-- TO BE DONE --
Give the listing again exactly, omitting its images.

-- DATA SUPPLIED --
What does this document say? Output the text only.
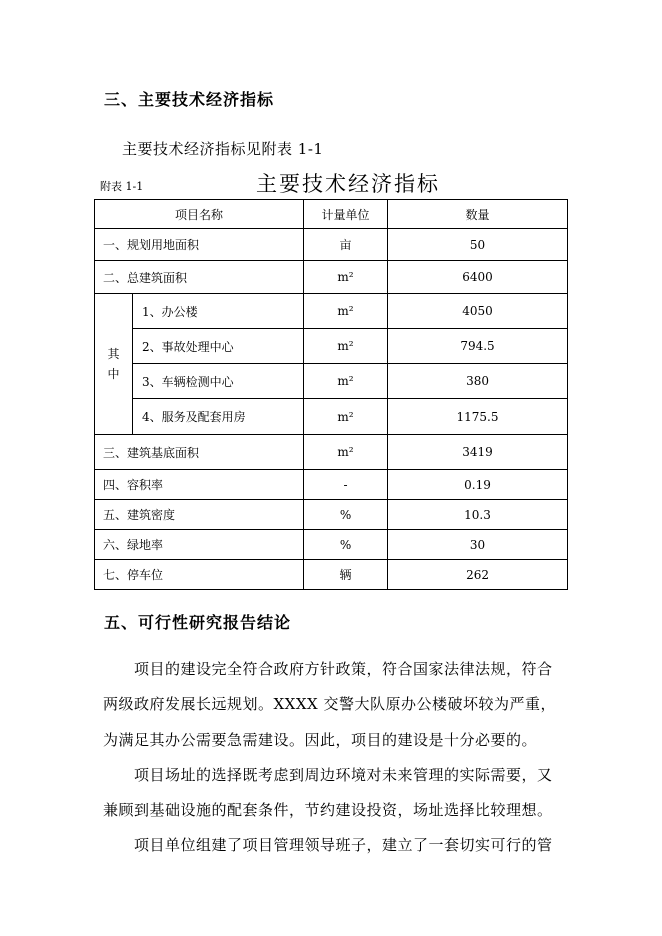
三、主要技术经济指标
主要技术经济指标见附表 1-1
附表 1-1	主要技术经济指标
项目名称		计量单位	数量
一、规划用地面积		亩	50
二、总建筑面积		m²	6400

其中	1、办公楼	m²	4050
	2、事故处理中心	m²	794.5
	3、车辆检测中心	m²	380
	4、服务及配套用房	m²	1175.5
三、建筑基底面积		m²	3419
四、容积率		-	0.19
五、建筑密度		%	10.3
六、绿地率		%	30
七、停车位		辆	262
五、可行性研究报告结论
项目的建设完全符合政府方针政策，符合国家法律法规，符合
两级政府发展长远规划。XXXX 交警大队原办公楼破坏较为严重，
为满足其办公需要急需建设。因此，项目的建设是十分必要的。
项目场址的选择既考虑到周边环境对未来管理的实际需要，又
兼顾到基础设施的配套条件，节约建设投资，场址选择比较理想。
项目单位组建了项目管理领导班子，建立了一套切实可行的管
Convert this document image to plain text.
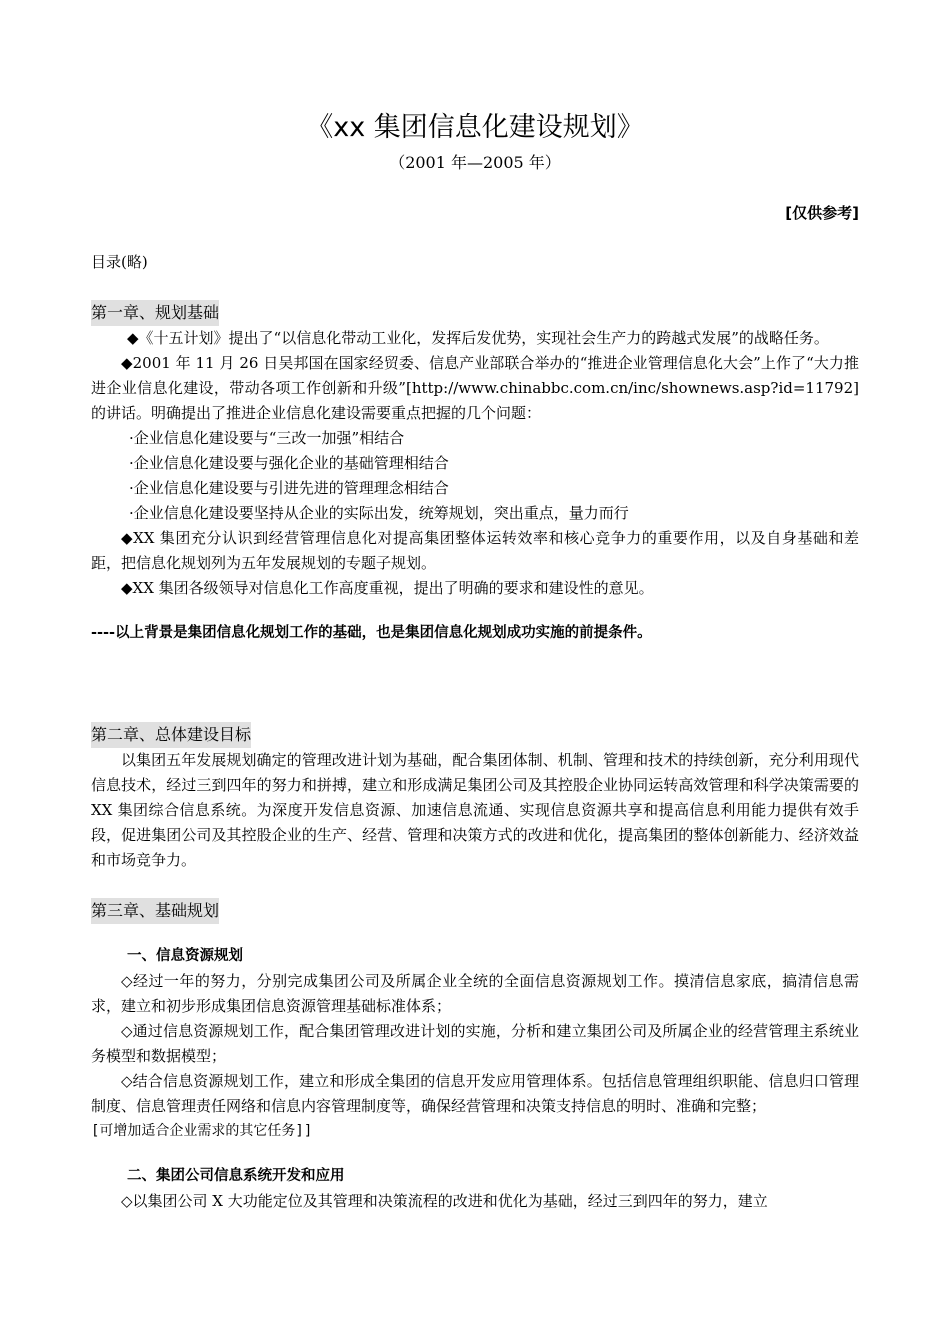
《xx 集团信息化建设规划》
（2001 年—2005 年）
[仅供参考]

目录(略)

第一章、规划基础

◆《十五计划》提出了“以信息化带动工业化，发挥后发优势，实现社会生产力的跨越式发展”的战略任务。

◆2001 年 11 月 26 日吴邦国在国家经贸委、信息产业部联合举办的“推进企业管理信息化大会”上作了“大力推进企业信息化建设，带动各项工作创新和升级”[http://www.chinabbc.com.cn/inc/shownews.asp?id=11792]的讲话。明确提出了推进企业信息化建设需要重点把握的几个问题：

·企业信息化建设要与“三改一加强”相结合

·企业信息化建设要与强化企业的基础管理相结合

·企业信息化建设要与引进先进的管理理念相结合

·企业信息化建设要坚持从企业的实际出发，统筹规划，突出重点，量力而行

◆XX 集团充分认识到经营管理信息化对提高集团整体运转效率和核心竞争力的重要作用，以及自身基础和差距，把信息化规划列为五年发展规划的专题子规划。

◆XX 集团各级领导对信息化工作高度重视，提出了明确的要求和建设性的意见。

----以上背景是集团信息化规划工作的基础，也是集团信息化规划成功实施的前提条件。

第二章、总体建设目标

以集团五年发展规划确定的管理改进计划为基础，配合集团体制、机制、管理和技术的持续创新，充分利用现代信息技术，经过三到四年的努力和拼搏，建立和形成满足集团公司及其控股企业协同运转高效管理和科学决策需要的 XX 集团综合信息系统。为深度开发信息资源、加速信息流通、实现信息资源共享和提高信息利用能力提供有效手段，促进集团公司及其控股企业的生产、经营、管理和决策方式的改进和优化，提高集团的整体创新能力、经济效益和市场竞争力。

第三章、基础规划

一、信息资源规划

◇经过一年的努力，分别完成集团公司及所属企业全统的全面信息资源规划工作。摸清信息家底，搞清信息需求，建立和初步形成集团信息资源管理基础标准体系；

◇通过信息资源规划工作，配合集团管理改进计划的实施，分析和建立集团公司及所属企业的经营管理主系统业务模型和数据模型；

◇结合信息资源规划工作，建立和形成全集团的信息开发应用管理体系。包括信息管理组织职能、信息归口管理制度、信息管理责任网络和信息内容管理制度等，确保经营管理和决策支持信息的明时、准确和完整；

[可增加适合企业需求的其它任务]]

二、集团公司信息系统开发和应用

◇以集团公司 X 大功能定位及其管理和决策流程的改进和优化为基础，经过三到四年的努力，建立
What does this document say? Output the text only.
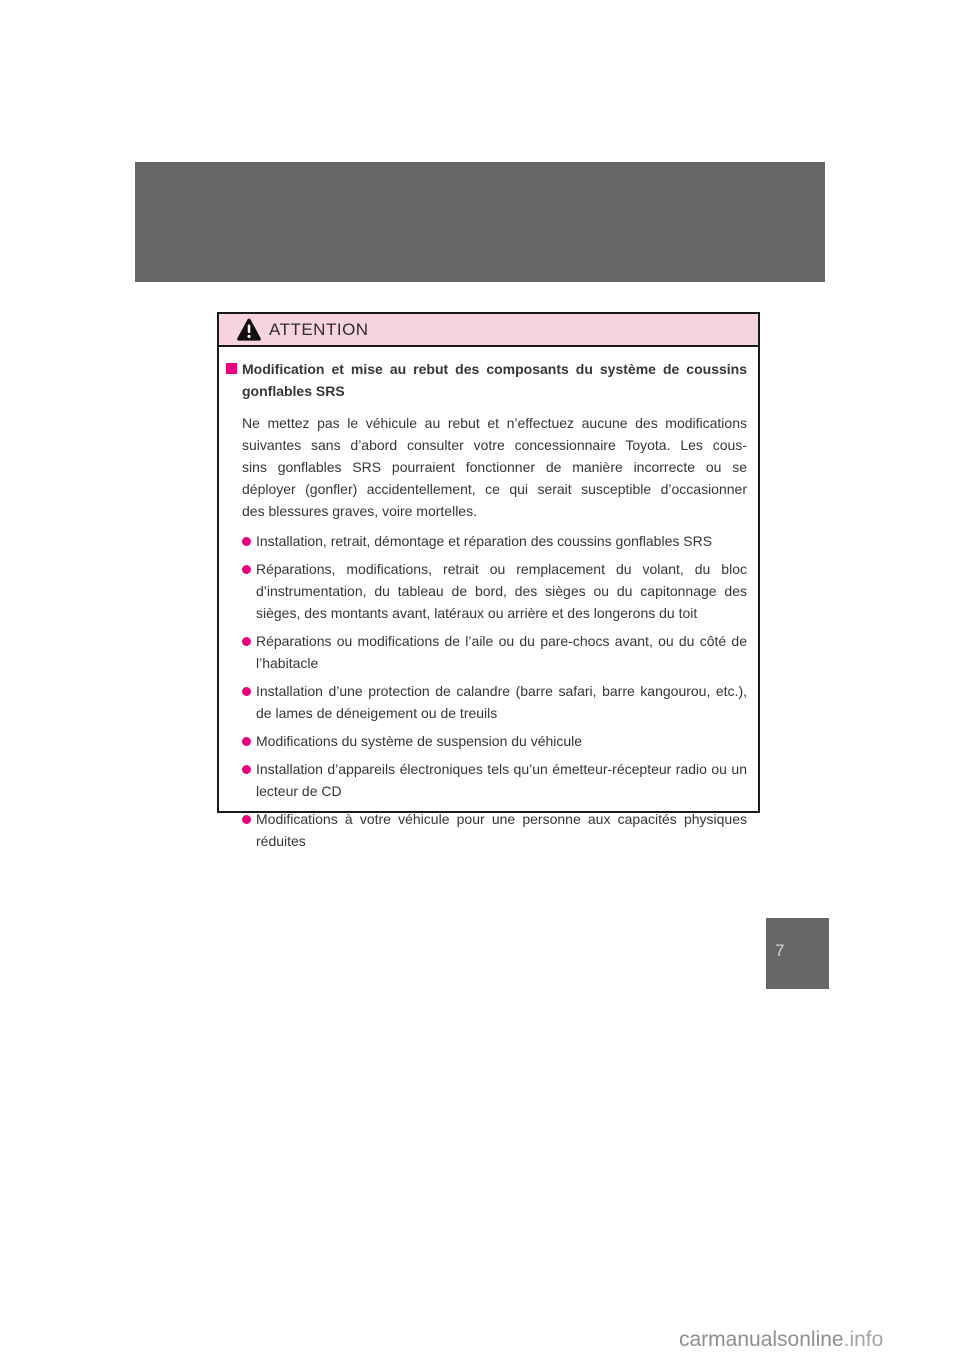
ATTENTION
Modification et mise au rebut des composants du système de coussins gonflables SRS
Ne mettez pas le véhicule au rebut et n’effectuez aucune des modifications
suivantes sans d’abord consulter votre concessionnaire Toyota. Les cous-
sins gonflables SRS pourraient fonctionner de manière incorrecte ou se
déployer (gonfler) accidentellement, ce qui serait susceptible d’occasionner
des blessures graves, voire mortelles.
Installation, retrait, démontage et réparation des coussins gonflables SRS
Réparations, modifications, retrait ou remplacement du volant, du bloc d’instrumentation, du tableau de bord, des sièges ou du capitonnage des sièges, des montants avant, latéraux ou arrière et des longerons du toit
Réparations ou modifications de l’aile ou du pare-chocs avant, ou du côté de l’habitacle
Installation d’une protection de calandre (barre safari, barre kangourou, etc.), de lames de déneigement ou de treuils
Modifications du système de suspension du véhicule
Installation d’appareils électroniques tels qu’un émetteur-récepteur radio ou un lecteur de CD
Modifications à votre véhicule pour une personne aux capacités physiques réduites
7
carmanualsonline.info
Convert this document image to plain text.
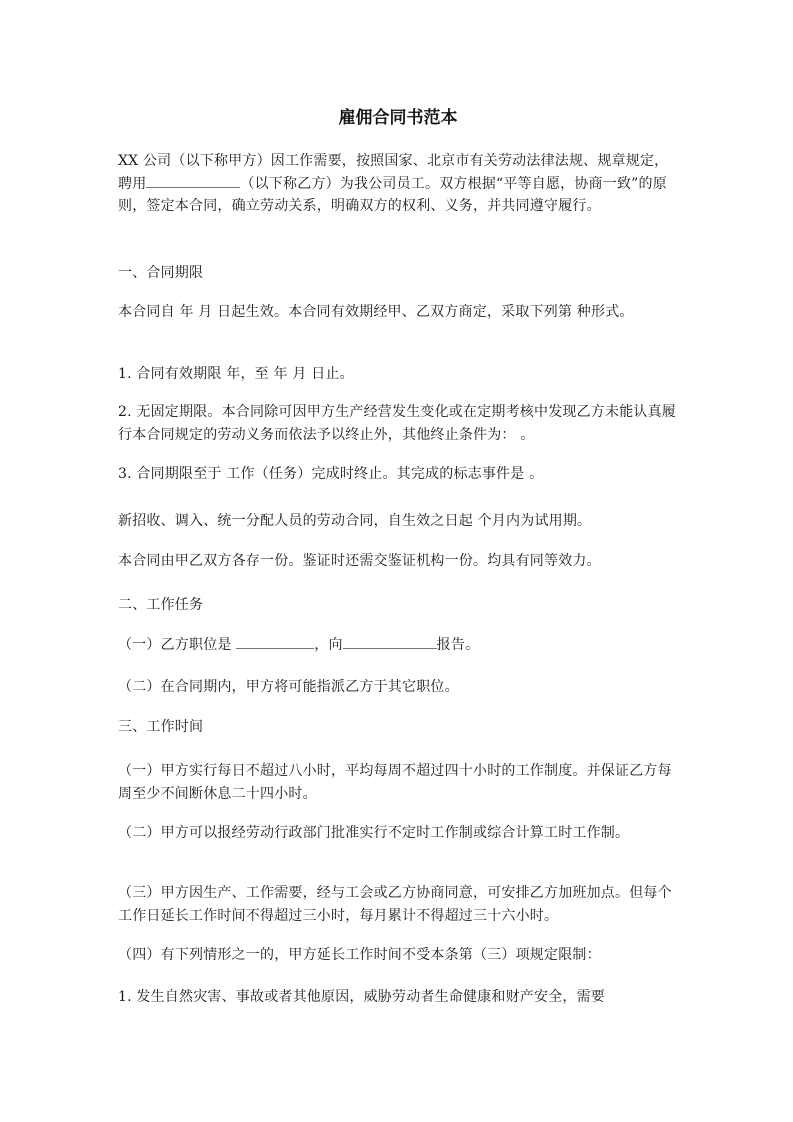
雇佣合同书范本
XX 公司（以下称甲方）因工作需要，按照国家、北京市有关劳动法律法规、规章规定，聘用	（以下称乙方）为我公司员工。双方根据“平等自愿，协商一致”的原则，签定本合同，确立劳动关系，明确双方的权利、义务，并共同遵守履行。
一、合同期限
本合同自 年 月 日起生效。本合同有效期经甲、乙双方商定，采取下列第 种形式。
1. 合同有效期限 年，至 年 月 日止。
2. 无固定期限。本合同除可因甲方生产经营发生变化或在定期考核中发现乙方未能认真履行本合同规定的劳动义务而依法予以终止外，其他终止条件为： 。
3. 合同期限至于 工作（任务）完成时终止。其完成的标志事件是 。
新招收、调入、统一分配人员的劳动合同，自生效之日起 个月内为试用期。
本合同由甲乙双方各存一份。鉴证时还需交鉴证机构一份。均具有同等效力。
二、工作任务
（一）乙方职位是	，向	报告。
（二）在合同期内，甲方将可能指派乙方于其它职位。
三、工作时间
（一）甲方实行每日不超过八小时，平均每周不超过四十小时的工作制度。并保证乙方每周至少不间断休息二十四小时。
（二）甲方可以报经劳动行政部门批准实行不定时工作制或综合计算工时工作制。
（三）甲方因生产、工作需要，经与工会或乙方协商同意，可安排乙方加班加点。但每个工作日延长工作时间不得超过三小时，每月累计不得超过三十六小时。
（四）有下列情形之一的，甲方延长工作时间不受本条第（三）项规定限制：
1. 发生自然灾害、事故或者其他原因，威胁劳动者生命健康和财产安全，需要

-- RESPONSE TO THIS TASK --
What does this document say? Output the text only.
三、主要技术经济指标
主要技术经济指标见附表 1-1
附表 1-1	主要技术经济指标
项目名称		计量单位	数量
一、规划用地面积		亩	50
二、总建筑面积		m²	6400

其中	1、办公楼	m²	4050
	2、事故处理中心	m²	794.5
	3、车辆检测中心	m²	380
	4、服务及配套用房	m²	1175.5
三、建筑基底面积		m²	3419
四、容积率		-	0.19
五、建筑密度		%	10.3
六、绿地率		%	30
七、停车位		辆	262
五、可行性研究报告结论
项目的建设完全符合政府方针政策，符合国家法律法规，符合
两级政府发展长远规划。XXXX 交警大队原办公楼破坏较为严重，
为满足其办公需要急需建设。因此，项目的建设是十分必要的。
项目场址的选择既考虑到周边环境对未来管理的实际需要，又
兼顾到基础设施的配套条件，节约建设投资，场址选择比较理想。
项目单位组建了项目管理领导班子，建立了一套切实可行的管
Convert this document image to plain text.
《xx 集团信息化建设规划》
（2001 年—2005 年）
[仅供参考]

目录(略)

第一章、规划基础

◆《十五计划》提出了“以信息化带动工业化，发挥后发优势，实现社会生产力的跨越式发展”的战略任务。

◆2001 年 11 月 26 日吴邦国在国家经贸委、信息产业部联合举办的“推进企业管理信息化大会”上作了“大力推进企业信息化建设，带动各项工作创新和升级”[http://www.chinabbc.com.cn/inc/shownews.asp?id=11792]的讲话。明确提出了推进企业信息化建设需要重点把握的几个问题：

·企业信息化建设要与“三改一加强”相结合

·企业信息化建设要与强化企业的基础管理相结合

·企业信息化建设要与引进先进的管理理念相结合

·企业信息化建设要坚持从企业的实际出发，统筹规划，突出重点，量力而行

◆XX 集团充分认识到经营管理信息化对提高集团整体运转效率和核心竞争力的重要作用，以及自身基础和差距，把信息化规划列为五年发展规划的专题子规划。

◆XX 集团各级领导对信息化工作高度重视，提出了明确的要求和建设性的意见。

----以上背景是集团信息化规划工作的基础，也是集团信息化规划成功实施的前提条件。

第二章、总体建设目标

以集团五年发展规划确定的管理改进计划为基础，配合集团体制、机制、管理和技术的持续创新，充分利用现代信息技术，经过三到四年的努力和拼搏，建立和形成满足集团公司及其控股企业协同运转高效管理和科学决策需要的 XX 集团综合信息系统。为深度开发信息资源、加速信息流通、实现信息资源共享和提高信息利用能力提供有效手段，促进集团公司及其控股企业的生产、经营、管理和决策方式的改进和优化，提高集团的整体创新能力、经济效益和市场竞争力。

第三章、基础规划

一、信息资源规划

◇经过一年的努力，分别完成集团公司及所属企业全统的全面信息资源规划工作。摸清信息家底，搞清信息需求，建立和初步形成集团信息资源管理基础标准体系；

◇通过信息资源规划工作，配合集团管理改进计划的实施，分析和建立集团公司及所属企业的经营管理主系统业务模型和数据模型；

◇结合信息资源规划工作，建立和形成全集团的信息开发应用管理体系。包括信息管理组织职能、信息归口管理制度、信息管理责任网络和信息内容管理制度等，确保经营管理和决策支持信息的明时、准确和完整；

[可增加适合企业需求的其它任务]]

二、集团公司信息系统开发和应用

◇以集团公司 X 大功能定位及其管理和决策流程的改进和优化为基础，经过三到四年的努力，建立
What does this document say? Output the text only.
ATTENTION
Modification et mise au rebut des composants du système de coussins gonflables SRS
Ne mettez pas le véhicule au rebut et n’effectuez aucune des modifications
suivantes sans d’abord consulter votre concessionnaire Toyota. Les cous-
sins gonflables SRS pourraient fonctionner de manière incorrecte ou se
déployer (gonfler) accidentellement, ce qui serait susceptible d’occasionner
des blessures graves, voire mortelles.
Installation, retrait, démontage et réparation des coussins gonflables SRS
Réparations, modifications, retrait ou remplacement du volant, du bloc d’instrumentation, du tableau de bord, des sièges ou du capitonnage des sièges, des montants avant, latéraux ou arrière et des longerons du toit
Réparations ou modifications de l’aile ou du pare-chocs avant, ou du côté de l’habitacle
Installation d’une protection de calandre (barre safari, barre kangourou, etc.), de lames de déneigement ou de treuils
Modifications du système de suspension du véhicule
Installation d’appareils électroniques tels qu’un émetteur-récepteur radio ou un lecteur de CD
Modifications à votre véhicule pour une personne aux capacités physiques réduites
7
carmanualsonline.info
Convert this document image to plain text.
雇佣合同书范本
XX 公司（以下称甲方）因工作需要，按照国家、北京市有关劳动法律法规、规章规定，聘用	（以下称乙方）为我公司员工。双方根据“平等自愿，协商一致”的原则，签定本合同，确立劳动关系，明确双方的权利、义务，并共同遵守履行。
一、合同期限
本合同自 年 月 日起生效。本合同有效期经甲、乙双方商定，采取下列第 种形式。
1. 合同有效期限 年，至 年 月 日止。
2. 无固定期限。本合同除可因甲方生产经营发生变化或在定期考核中发现乙方未能认真履行本合同规定的劳动义务而依法予以终止外，其他终止条件为： 。
3. 合同期限至于 工作（任务）完成时终止。其完成的标志事件是 。
新招收、调入、统一分配人员的劳动合同，自生效之日起 个月内为试用期。
本合同由甲乙双方各存一份。鉴证时还需交鉴证机构一份。均具有同等效力。
二、工作任务
（一）乙方职位是	，向	报告。
（二）在合同期内，甲方将可能指派乙方于其它职位。
三、工作时间
（一）甲方实行每日不超过八小时，平均每周不超过四十小时的工作制度。并保证乙方每周至少不间断休息二十四小时。
（二）甲方可以报经劳动行政部门批准实行不定时工作制或综合计算工时工作制。
（三）甲方因生产、工作需要，经与工会或乙方协商同意，可安排乙方加班加点。但每个工作日延长工作时间不得超过三小时，每月累计不得超过三十六小时。
（四）有下列情形之一的，甲方延长工作时间不受本条第（三）项规定限制：
1. 发生自然灾害、事故或者其他原因，威胁劳动者生命健康和财产安全，需要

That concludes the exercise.